------ Material for the task

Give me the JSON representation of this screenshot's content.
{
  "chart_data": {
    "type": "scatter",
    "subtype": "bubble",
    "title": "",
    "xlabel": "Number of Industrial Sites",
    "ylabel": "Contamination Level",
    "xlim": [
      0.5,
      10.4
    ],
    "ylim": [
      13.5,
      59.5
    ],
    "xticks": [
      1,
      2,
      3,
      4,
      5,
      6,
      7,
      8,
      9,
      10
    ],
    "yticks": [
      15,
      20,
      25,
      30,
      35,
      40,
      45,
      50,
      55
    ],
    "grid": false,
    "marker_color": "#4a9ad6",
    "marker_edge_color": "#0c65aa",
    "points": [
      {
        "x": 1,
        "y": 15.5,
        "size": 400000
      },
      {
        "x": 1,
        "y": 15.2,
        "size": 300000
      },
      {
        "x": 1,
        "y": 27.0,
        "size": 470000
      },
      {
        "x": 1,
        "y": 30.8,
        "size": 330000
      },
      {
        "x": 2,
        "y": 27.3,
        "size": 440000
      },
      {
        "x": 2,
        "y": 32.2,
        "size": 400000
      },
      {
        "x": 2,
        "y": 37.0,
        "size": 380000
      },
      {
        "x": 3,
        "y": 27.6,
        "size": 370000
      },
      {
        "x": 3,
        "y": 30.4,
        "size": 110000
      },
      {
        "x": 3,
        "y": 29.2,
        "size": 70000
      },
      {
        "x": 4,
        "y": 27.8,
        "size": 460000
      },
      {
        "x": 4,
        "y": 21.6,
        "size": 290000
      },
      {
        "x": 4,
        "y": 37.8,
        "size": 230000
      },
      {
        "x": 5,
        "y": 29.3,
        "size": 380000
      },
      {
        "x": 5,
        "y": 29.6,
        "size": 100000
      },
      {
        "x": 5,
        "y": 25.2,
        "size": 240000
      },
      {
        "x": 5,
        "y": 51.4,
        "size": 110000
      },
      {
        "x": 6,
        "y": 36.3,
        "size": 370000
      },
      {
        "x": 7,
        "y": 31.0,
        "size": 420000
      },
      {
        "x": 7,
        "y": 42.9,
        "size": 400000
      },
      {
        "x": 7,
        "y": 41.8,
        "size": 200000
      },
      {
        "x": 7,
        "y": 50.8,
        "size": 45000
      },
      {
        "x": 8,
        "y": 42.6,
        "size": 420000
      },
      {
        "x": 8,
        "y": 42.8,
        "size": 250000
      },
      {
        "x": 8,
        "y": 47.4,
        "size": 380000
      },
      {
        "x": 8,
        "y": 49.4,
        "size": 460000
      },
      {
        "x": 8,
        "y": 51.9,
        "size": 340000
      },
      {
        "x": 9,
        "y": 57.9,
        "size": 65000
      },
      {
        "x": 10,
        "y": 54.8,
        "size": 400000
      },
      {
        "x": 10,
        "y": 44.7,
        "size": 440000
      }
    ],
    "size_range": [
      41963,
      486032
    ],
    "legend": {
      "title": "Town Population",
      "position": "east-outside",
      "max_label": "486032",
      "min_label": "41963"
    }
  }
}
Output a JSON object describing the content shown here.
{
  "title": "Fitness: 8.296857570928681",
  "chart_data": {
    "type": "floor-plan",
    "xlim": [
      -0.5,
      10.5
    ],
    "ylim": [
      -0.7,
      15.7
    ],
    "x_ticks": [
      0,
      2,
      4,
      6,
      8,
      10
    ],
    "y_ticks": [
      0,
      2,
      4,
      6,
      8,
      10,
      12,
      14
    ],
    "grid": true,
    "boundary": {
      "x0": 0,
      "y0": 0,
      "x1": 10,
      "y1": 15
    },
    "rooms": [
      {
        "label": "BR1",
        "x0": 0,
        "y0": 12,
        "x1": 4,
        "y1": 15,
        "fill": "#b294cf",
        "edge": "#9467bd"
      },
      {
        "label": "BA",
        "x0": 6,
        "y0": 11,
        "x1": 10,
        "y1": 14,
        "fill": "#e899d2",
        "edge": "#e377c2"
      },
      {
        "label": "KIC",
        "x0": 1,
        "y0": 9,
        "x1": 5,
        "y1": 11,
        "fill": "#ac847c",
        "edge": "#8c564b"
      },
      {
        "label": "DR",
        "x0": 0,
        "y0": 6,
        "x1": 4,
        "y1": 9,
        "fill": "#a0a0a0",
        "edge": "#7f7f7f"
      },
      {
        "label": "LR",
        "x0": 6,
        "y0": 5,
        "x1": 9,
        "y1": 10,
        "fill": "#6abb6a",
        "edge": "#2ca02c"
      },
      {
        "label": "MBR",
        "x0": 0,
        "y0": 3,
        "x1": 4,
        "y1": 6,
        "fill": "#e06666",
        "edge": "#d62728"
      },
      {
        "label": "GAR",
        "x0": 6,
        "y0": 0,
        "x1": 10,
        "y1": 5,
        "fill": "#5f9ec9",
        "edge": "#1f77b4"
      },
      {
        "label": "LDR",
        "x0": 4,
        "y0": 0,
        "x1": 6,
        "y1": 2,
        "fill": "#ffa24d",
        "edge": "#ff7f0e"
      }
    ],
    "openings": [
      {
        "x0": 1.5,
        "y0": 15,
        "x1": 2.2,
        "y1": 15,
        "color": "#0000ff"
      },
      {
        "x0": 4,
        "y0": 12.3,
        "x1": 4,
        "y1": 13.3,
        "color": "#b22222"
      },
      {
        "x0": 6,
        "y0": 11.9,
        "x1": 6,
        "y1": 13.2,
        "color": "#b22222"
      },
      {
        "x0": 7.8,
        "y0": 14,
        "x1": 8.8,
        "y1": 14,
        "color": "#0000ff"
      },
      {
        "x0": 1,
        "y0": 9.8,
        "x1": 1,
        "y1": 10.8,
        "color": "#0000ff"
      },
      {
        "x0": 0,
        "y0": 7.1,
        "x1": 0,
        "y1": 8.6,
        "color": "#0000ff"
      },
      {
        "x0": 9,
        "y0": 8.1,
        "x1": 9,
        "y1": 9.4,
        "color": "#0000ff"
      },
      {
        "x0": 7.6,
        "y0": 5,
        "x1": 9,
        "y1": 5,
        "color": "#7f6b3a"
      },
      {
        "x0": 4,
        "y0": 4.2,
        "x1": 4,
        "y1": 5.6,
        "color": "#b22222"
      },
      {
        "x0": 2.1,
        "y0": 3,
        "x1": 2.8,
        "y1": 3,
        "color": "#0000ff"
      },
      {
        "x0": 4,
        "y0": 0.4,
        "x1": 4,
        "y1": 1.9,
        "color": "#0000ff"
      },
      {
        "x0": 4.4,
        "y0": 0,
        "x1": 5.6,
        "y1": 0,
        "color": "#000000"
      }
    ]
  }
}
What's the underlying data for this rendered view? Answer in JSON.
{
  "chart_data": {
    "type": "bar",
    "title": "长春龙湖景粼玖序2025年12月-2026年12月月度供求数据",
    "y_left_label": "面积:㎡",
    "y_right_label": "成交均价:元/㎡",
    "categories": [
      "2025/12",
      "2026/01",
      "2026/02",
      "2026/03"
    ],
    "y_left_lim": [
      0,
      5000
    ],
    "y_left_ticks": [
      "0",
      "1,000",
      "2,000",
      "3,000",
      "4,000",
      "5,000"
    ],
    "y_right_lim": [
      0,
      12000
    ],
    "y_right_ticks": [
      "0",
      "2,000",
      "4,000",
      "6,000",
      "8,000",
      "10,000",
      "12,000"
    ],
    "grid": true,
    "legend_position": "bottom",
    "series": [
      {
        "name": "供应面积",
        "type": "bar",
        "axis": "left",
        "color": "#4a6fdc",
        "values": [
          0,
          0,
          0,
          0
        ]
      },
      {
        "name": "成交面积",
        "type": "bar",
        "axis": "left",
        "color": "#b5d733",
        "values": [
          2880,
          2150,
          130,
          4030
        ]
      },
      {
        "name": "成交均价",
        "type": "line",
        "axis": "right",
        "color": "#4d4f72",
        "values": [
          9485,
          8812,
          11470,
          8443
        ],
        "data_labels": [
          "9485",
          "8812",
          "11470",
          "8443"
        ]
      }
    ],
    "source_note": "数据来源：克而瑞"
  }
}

------------

**Written request:** Look for "this" and pull out every line that has it.

**Answer below:**
Give me the JSON representation of this screenshot's content.
What's the underlying data for this rendered view? Answer in JSON.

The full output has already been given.